§ MATERIAL FOR THIS EXERCISE:
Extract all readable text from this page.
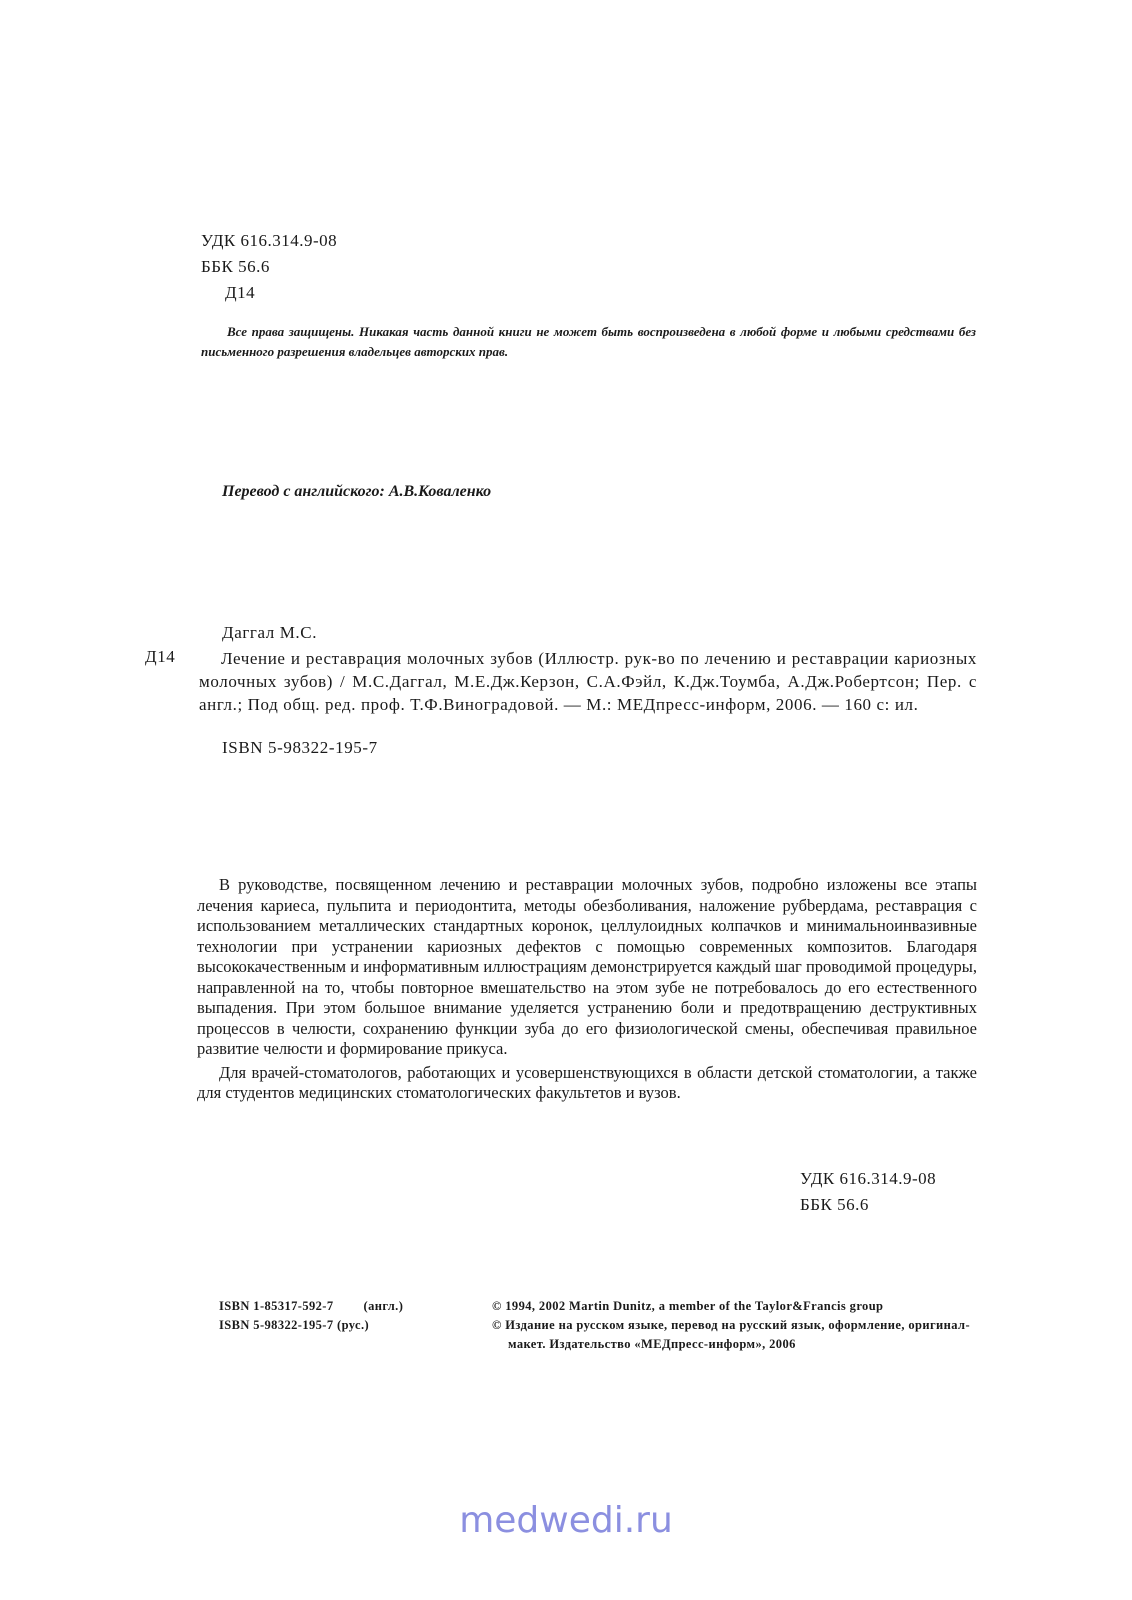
УДК 616.314.9-08
ББК 56.6
Д14
Все права защищены. Никакая часть данной книги не может быть воспроизведена в любой форме и любыми средствами без письменного разрешения владельцев авторских прав.
Перевод с английского: А.В.Коваленко
Даггал М.С.
Д14	Лечение и реставрация молочных зубов (Иллюстр. рук-во по лечению и реставрации кариозных молочных зубов) / М.С.Даггал, М.Е.Дж.Керзон, С.А.Фэйл, К.Дж.Тоумба, А.Дж.Робертсон; Пер. с англ.; Под общ. ред. проф. Т.Ф.Виноградовой. — М.: МЕДпресс-информ, 2006. — 160 с: ил.
ISBN 5-98322-195-7

В руководстве, посвященном лечению и реставрации молочных зубов, подробно изложены все этапы лечения кариеса, пульпита и периодонтита, методы обезболивания, наложение рубbердама, реставрация с использованием металлических стандартных коронок, целлулоидных колпачков и минимальноинвазивные технологии при устранении кариозных дефектов с помощью современных композитов. Благодаря высококачественным и информативным иллюстрациям демонстрируется каждый шаг проводимой процедуры, направленной на то, чтобы повторное вмешательство на этом зубе не потребовалось до его естественного выпадения. При этом большое внимание уделяется устранению боли и предотвращению деструктивных процессов в челюсти, сохранению функции зуба до его физиологической смены, обеспечивая правильное развитие челюсти и формирование прикуса.

Для врачей-стоматологов, работающих и усовершенствующихся в области детской стоматологии, а также для студентов медицинских стоматологических факультетов и вузов.

УДК 616.314.9-08
ББК 56.6
ISBN 1-85317-592-7 (англ.)
ISBN 5-98322-195-7 (рус.)

© 1994, 2002 Martin Dunitz, a member of the Taylor&Francis group

© Издание на русском языке, перевод на русский язык, оформление, оригинал-макет. Издательство «МЕДпресс-информ», 2006

medwedi.ru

§ SHORT EXERCISE: Print the whole listing above once more, word for word, without its pictures.

§ COMPLETE RESPONSE:
Extract all readable text from this page.
УДК 616.314.9-08
ББК 56.6
Д14
Все права защищены. Никакая часть данной книги не может быть воспроизведена в любой форме и любыми средствами без письменного разрешения владельцев авторских прав.
Перевод с английского: А.В.Коваленко
Даггал М.С.
Д14	Лечение и реставрация молочных зубов (Иллюстр. рук-во по лечению и реставрации кариозных молочных зубов) / М.С.Даггал, М.Е.Дж.Керзон, С.А.Фэйл, К.Дж.Тоумба, А.Дж.Робертсон; Пер. с англ.; Под общ. ред. проф. Т.Ф.Виноградовой. — М.: МЕДпресс-информ, 2006. — 160 с: ил.
ISBN 5-98322-195-7

В руководстве, посвященном лечению и реставрации молочных зубов, подробно изложены все этапы лечения кариеса, пульпита и периодонтита, методы обезболивания, наложение рубbердама, реставрация с использованием металлических стандартных коронок, целлулоидных колпачков и минимальноинвазивные технологии при устранении кариозных дефектов с помощью современных композитов. Благодаря высококачественным и информативным иллюстрациям демонстрируется каждый шаг проводимой процедуры, направленной на то, чтобы повторное вмешательство на этом зубе не потребовалось до его естественного выпадения. При этом большое внимание уделяется устранению боли и предотвращению деструктивных процессов в челюсти, сохранению функции зуба до его физиологической смены, обеспечивая правильное развитие челюсти и формирование прикуса.

Для врачей-стоматологов, работающих и усовершенствующихся в области детской стоматологии, а также для студентов медицинских стоматологических факультетов и вузов.

УДК 616.314.9-08
ББК 56.6
ISBN 1-85317-592-7 (англ.)
ISBN 5-98322-195-7 (рус.)

© 1994, 2002 Martin Dunitz, a member of the Taylor&Francis group

© Издание на русском языке, перевод на русский язык, оформление, оригинал-макет. Издательство «МЕДпресс-информ», 2006

medwedi.ru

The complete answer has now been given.